┏━━

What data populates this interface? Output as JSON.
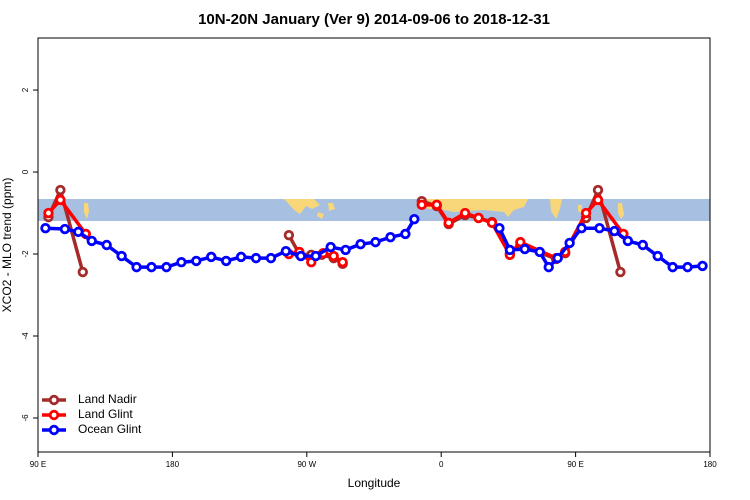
{
  "chart_data": {
    "type": "line",
    "title": "10N-20N January (Ver 9)   2014-09-06 to 2018-12-31",
    "x_label": "Longitude",
    "y_label": "XCO2 - MLO trend (ppm)",
    "xlim": [
      90,
      540
    ],
    "ylim": [
      -6.83,
      3.27
    ],
    "xticks": [
      {
        "value": 90,
        "label": "90 E"
      },
      180,
      {
        "value": 270,
        "label": "90 W"
      },
      {
        "value": 360,
        "label": "0"
      },
      {
        "value": 450,
        "label": "90 E"
      },
      {
        "value": 540,
        "label": "180"
      }
    ],
    "yticks": [
      2,
      0,
      -2,
      -4,
      -6
    ],
    "legend": "bottom-left",
    "series": [
      {
        "name": "Land Nadir",
        "color": "#a52a2a",
        "x": [
          97,
          105,
          120,
          null,
          258,
          265,
          273,
          280,
          288,
          294,
          null,
          347,
          357,
          365,
          376,
          385,
          394,
          406,
          413,
          437,
          443,
          457,
          465,
          480
        ],
        "values": [
          -1.1,
          -0.44,
          -2.44,
          null,
          -1.54,
          -2.0,
          -2.02,
          -2.02,
          -2.1,
          -2.24,
          null,
          -0.71,
          -0.83,
          -1.27,
          -1.05,
          -1.12,
          -1.22,
          -1.98,
          -1.78,
          -2.12,
          -1.98,
          -1.12,
          -0.44,
          -2.44
        ]
      },
      {
        "name": "Land Glint",
        "color": "#ff0000",
        "x": [
          97,
          105,
          122,
          null,
          258,
          265,
          273,
          281,
          288,
          294,
          null,
          347,
          357,
          365,
          376,
          385,
          394,
          406,
          413,
          437,
          443,
          457,
          465,
          482
        ],
        "values": [
          -1.0,
          -0.68,
          -1.51,
          null,
          -2.0,
          -1.95,
          -2.2,
          -1.98,
          -2.05,
          -2.2,
          null,
          -0.8,
          -0.8,
          -1.24,
          -1.0,
          -1.12,
          -1.24,
          -2.02,
          -1.71,
          -2.1,
          -1.95,
          -1.0,
          -0.68,
          -1.51
        ]
      },
      {
        "name": "Ocean Glint",
        "color": "#0000ff",
        "x": [
          95,
          108,
          117,
          126,
          136,
          146,
          156,
          166,
          176,
          186,
          196,
          206,
          216,
          226,
          236,
          246,
          256,
          266,
          276,
          286,
          296,
          306,
          316,
          326,
          336,
          342,
          null,
          399,
          406,
          416,
          426,
          432,
          438,
          446,
          454,
          466,
          476,
          485,
          495,
          505,
          515,
          525,
          535
        ],
        "values": [
          -1.37,
          -1.39,
          -1.46,
          -1.68,
          -1.78,
          -2.05,
          -2.32,
          -2.32,
          -2.32,
          -2.2,
          -2.17,
          -2.07,
          -2.17,
          -2.07,
          -2.1,
          -2.1,
          -1.93,
          -2.05,
          -2.05,
          -1.83,
          -1.9,
          -1.76,
          -1.71,
          -1.59,
          -1.51,
          -1.15,
          null,
          -1.37,
          -1.9,
          -1.88,
          -1.95,
          -2.32,
          -2.1,
          -1.73,
          -1.37,
          -1.37,
          -1.44,
          -1.68,
          -1.78,
          -2.05,
          -2.32,
          -2.32,
          -2.29
        ]
      }
    ]
  }
}
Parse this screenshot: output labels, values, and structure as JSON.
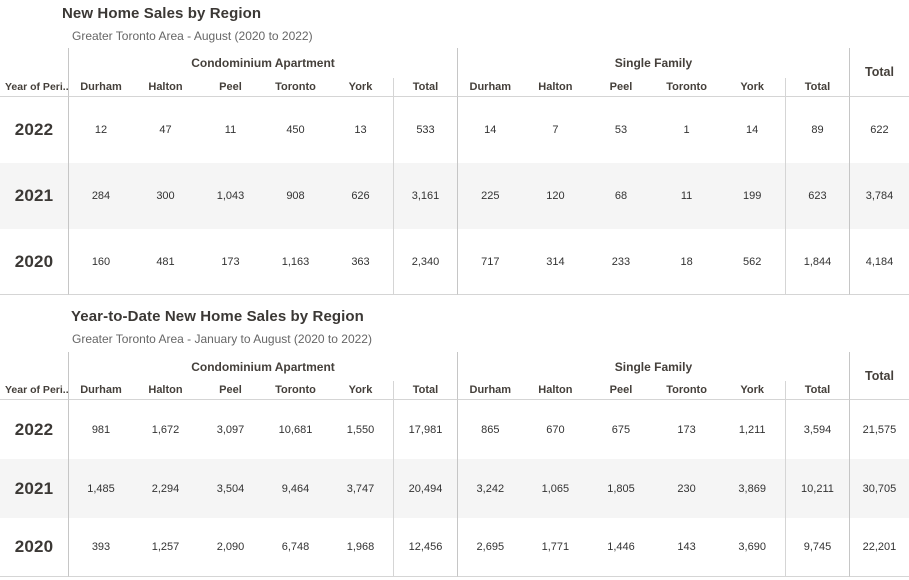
{
  "chart_data": [
    {
      "type": "table",
      "title": "New Home Sales by Region",
      "subtitle": "Greater Toronto Area - August (2020 to 2022)",
      "row_header": "Year of Peri..",
      "group_headers": [
        "Condominium Apartment",
        "Single Family"
      ],
      "grand_total_header": "Total",
      "columns": [
        "Durham",
        "Halton",
        "Peel",
        "Toronto",
        "York",
        "Total"
      ],
      "rows": [
        {
          "year": "2022",
          "condominium_apartment": [
            "12",
            "47",
            "11",
            "450",
            "13",
            "533"
          ],
          "single_family": [
            "14",
            "7",
            "53",
            "1",
            "14",
            "89"
          ],
          "grand_total": "622"
        },
        {
          "year": "2021",
          "condominium_apartment": [
            "284",
            "300",
            "1,043",
            "908",
            "626",
            "3,161"
          ],
          "single_family": [
            "225",
            "120",
            "68",
            "11",
            "199",
            "623"
          ],
          "grand_total": "3,784"
        },
        {
          "year": "2020",
          "condominium_apartment": [
            "160",
            "481",
            "173",
            "1,163",
            "363",
            "2,340"
          ],
          "single_family": [
            "717",
            "314",
            "233",
            "18",
            "562",
            "1,844"
          ],
          "grand_total": "4,184"
        }
      ]
    },
    {
      "type": "table",
      "title": "Year-to-Date New Home Sales by Region",
      "subtitle": "Greater Toronto Area - January to August (2020 to 2022)",
      "row_header": "Year of Peri..",
      "group_headers": [
        "Condominium Apartment",
        "Single Family"
      ],
      "grand_total_header": "Total",
      "columns": [
        "Durham",
        "Halton",
        "Peel",
        "Toronto",
        "York",
        "Total"
      ],
      "rows": [
        {
          "year": "2022",
          "condominium_apartment": [
            "981",
            "1,672",
            "3,097",
            "10,681",
            "1,550",
            "17,981"
          ],
          "single_family": [
            "865",
            "670",
            "675",
            "173",
            "1,211",
            "3,594"
          ],
          "grand_total": "21,575"
        },
        {
          "year": "2021",
          "condominium_apartment": [
            "1,485",
            "2,294",
            "3,504",
            "9,464",
            "3,747",
            "20,494"
          ],
          "single_family": [
            "3,242",
            "1,065",
            "1,805",
            "230",
            "3,869",
            "10,211"
          ],
          "grand_total": "30,705"
        },
        {
          "year": "2020",
          "condominium_apartment": [
            "393",
            "1,257",
            "2,090",
            "6,748",
            "1,968",
            "12,456"
          ],
          "single_family": [
            "2,695",
            "1,771",
            "1,446",
            "143",
            "3,690",
            "9,745"
          ],
          "grand_total": "22,201"
        }
      ]
    }
  ],
  "colors": {
    "title_text": "#3b3835",
    "subtitle_text": "#666666",
    "header_text": "#45403b",
    "value_text": "#333333",
    "row_stripe": "#f5f5f5",
    "grid_line": "#d5d5d5",
    "separator_line": "#c6c6c6"
  }
}
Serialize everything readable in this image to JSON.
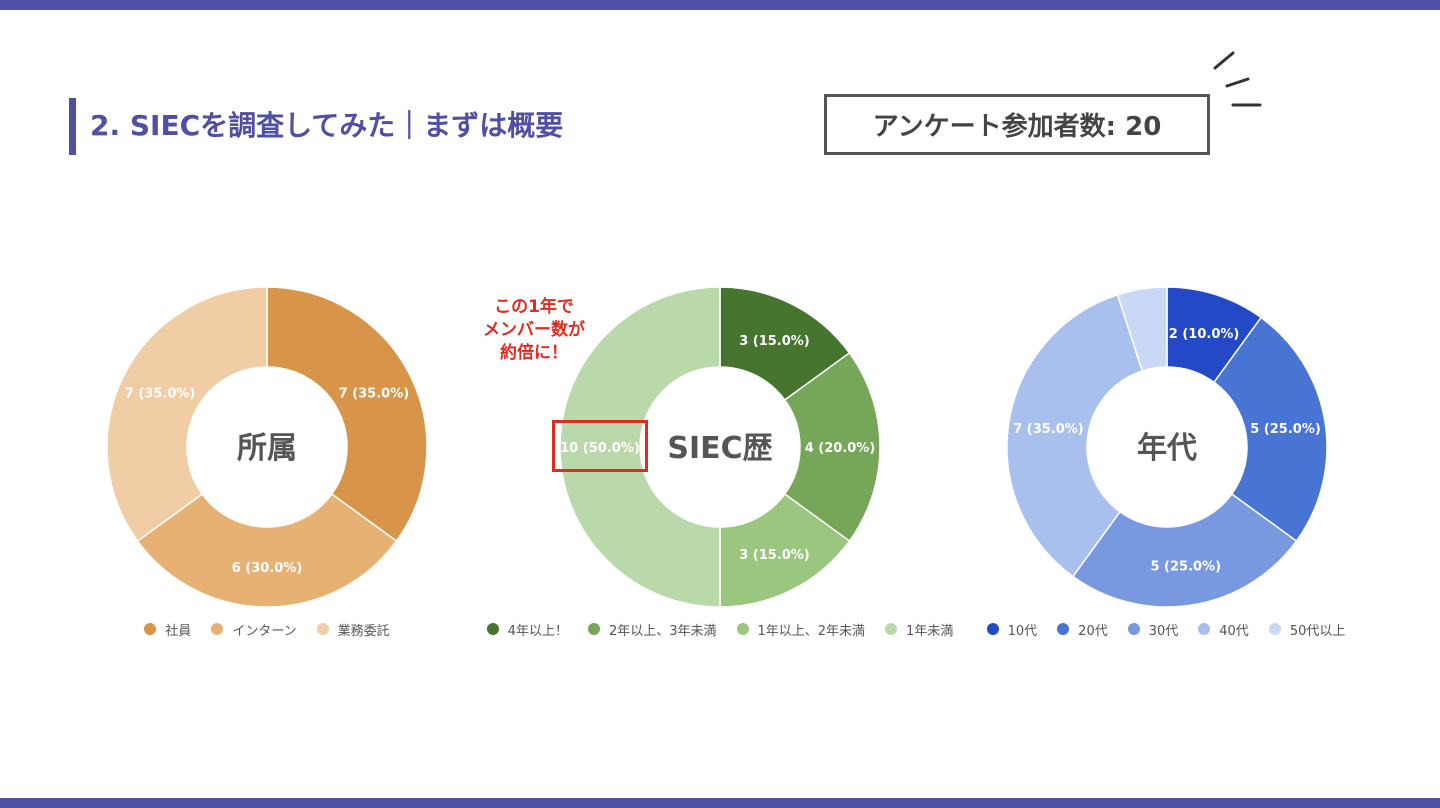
{
  "slide": {
    "title": "2. SIECを調査してみた｜まずは概要",
    "participant_count": "アンケート参加者数: 20",
    "note_lines": [
      "この1年で",
      "メンバー数が",
      "約倍に！"
    ],
    "colors": {
      "accent": "#4f4fa3",
      "note": "#e02b20"
    }
  },
  "chart_data": [
    {
      "type": "pie",
      "donut": true,
      "center_label": "所属",
      "categories": [
        "社員",
        "インターン",
        "業務委託"
      ],
      "values": [
        7,
        6,
        7
      ],
      "data_labels": [
        "7 (35.0%)",
        "6 (30.0%)",
        "7 (35.0%)"
      ],
      "colors": [
        "#d8954a",
        "#e8b174",
        "#f0cda5"
      ],
      "legend_position": "bottom"
    },
    {
      "type": "pie",
      "donut": true,
      "center_label": "SIEC歴",
      "categories": [
        "4年以上！",
        "2年以上、3年未満",
        "1年以上、2年未満",
        "1年未満"
      ],
      "values": [
        3,
        4,
        3,
        10
      ],
      "data_labels": [
        "3 (15.0%)",
        "4 (20.0%)",
        "3 (15.0%)",
        "10 (50.0%)"
      ],
      "colors": [
        "#45752e",
        "#76a758",
        "#9bc680",
        "#b9d9aa"
      ],
      "legend_position": "bottom"
    },
    {
      "type": "pie",
      "donut": true,
      "center_label": "年代",
      "categories": [
        "10代",
        "20代",
        "30代",
        "40代",
        "50代以上"
      ],
      "values": [
        2,
        5,
        5,
        7,
        1
      ],
      "data_labels": [
        "2 (10.0%)",
        "5 (25.0%)",
        "5 (25.0%)",
        "7 (35.0%)",
        ""
      ],
      "colors": [
        "#2349c6",
        "#4874d3",
        "#7899e0",
        "#a9c0ee",
        "#c9d9f5"
      ],
      "legend_position": "bottom"
    }
  ]
}
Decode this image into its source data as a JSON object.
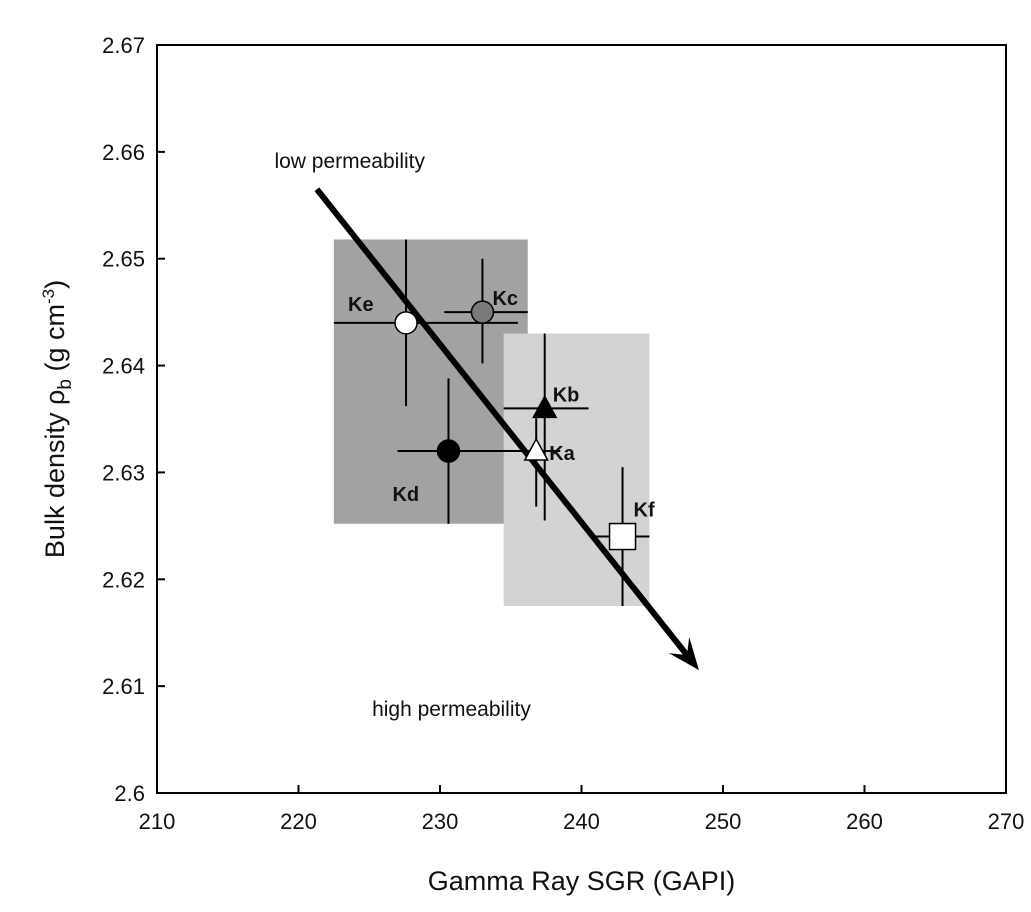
{
  "chart_data": {
    "type": "scatter",
    "title": "",
    "xlabel": "Gamma Ray SGR (GAPI)",
    "ylabel": {
      "main": "Bulk density ",
      "rho": "ρ",
      "rho_sub": "b",
      "unit_open": " (g cm",
      "unit_exp": "-3",
      "unit_close": ")"
    },
    "xlim": [
      210,
      270
    ],
    "ylim": [
      2.6,
      2.67
    ],
    "xticks": [
      210,
      220,
      230,
      240,
      250,
      260,
      270
    ],
    "yticks": [
      2.6,
      2.61,
      2.62,
      2.63,
      2.64,
      2.65,
      2.66,
      2.67
    ],
    "ytick_labels": [
      "2.6",
      "2.61",
      "2.62",
      "2.63",
      "2.64",
      "2.65",
      "2.66",
      "2.67"
    ],
    "grid": false,
    "colors": {
      "dark_region": "#a2a2a2",
      "light_region": "#d3d3d3",
      "dark_gray_point": "#7a7a7a",
      "black": "#000000",
      "white": "#ffffff"
    },
    "regions": [
      {
        "shade": "dark",
        "x": [
          222.5,
          236.2
        ],
        "y": [
          2.6252,
          2.6518
        ]
      },
      {
        "shade": "light",
        "x": [
          234.5,
          244.8
        ],
        "y": [
          2.6175,
          2.643
        ]
      }
    ],
    "points": [
      {
        "label": "Ke",
        "x": 227.6,
        "y": 2.644,
        "xerr": [
          222.5,
          235.5
        ],
        "yerr": [
          2.6362,
          2.6518
        ],
        "marker": "circle",
        "fill": "white"
      },
      {
        "label": "Kc",
        "x": 233.0,
        "y": 2.645,
        "xerr": [
          230.3,
          236.2
        ],
        "yerr": [
          2.6402,
          2.65
        ],
        "marker": "circle",
        "fill": "dark_gray"
      },
      {
        "label": "Kb",
        "x": 237.4,
        "y": 2.636,
        "xerr": [
          234.5,
          240.5
        ],
        "yerr": [
          2.6255,
          2.643
        ],
        "marker": "triangle",
        "fill": "black"
      },
      {
        "label": "Ka",
        "x": 236.8,
        "y": 2.632,
        "xerr": [
          234.5,
          238.5
        ],
        "yerr": [
          2.6268,
          2.6352
        ],
        "marker": "triangle",
        "fill": "white"
      },
      {
        "label": "Kd",
        "x": 230.6,
        "y": 2.632,
        "xerr": [
          227.0,
          235.0
        ],
        "yerr": [
          2.6252,
          2.6388
        ],
        "marker": "circle",
        "fill": "black"
      },
      {
        "label": "Kf",
        "x": 242.9,
        "y": 2.624,
        "xerr": [
          241.0,
          244.8
        ],
        "yerr": [
          2.6175,
          2.6305
        ],
        "marker": "square",
        "fill": "white"
      }
    ],
    "arrow": {
      "from": [
        221.3,
        2.6565
      ],
      "to": [
        248.3,
        2.6115
      ]
    },
    "annotations": [
      {
        "text": "low permeability",
        "x": 218.3,
        "y": 2.6585
      },
      {
        "text": "high permeability",
        "x": 225.2,
        "y": 2.6072
      }
    ]
  }
}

┗━━

| TASK DESCRIPTION |
All lines holding the word "Area" should be picked out and copied.

| ANSWER IN FULL |
      "subtitle": "Greater Toronto Area - August (2020 to 2022)",
      "subtitle": "Greater Toronto Area - January to August (2020 to 2022)",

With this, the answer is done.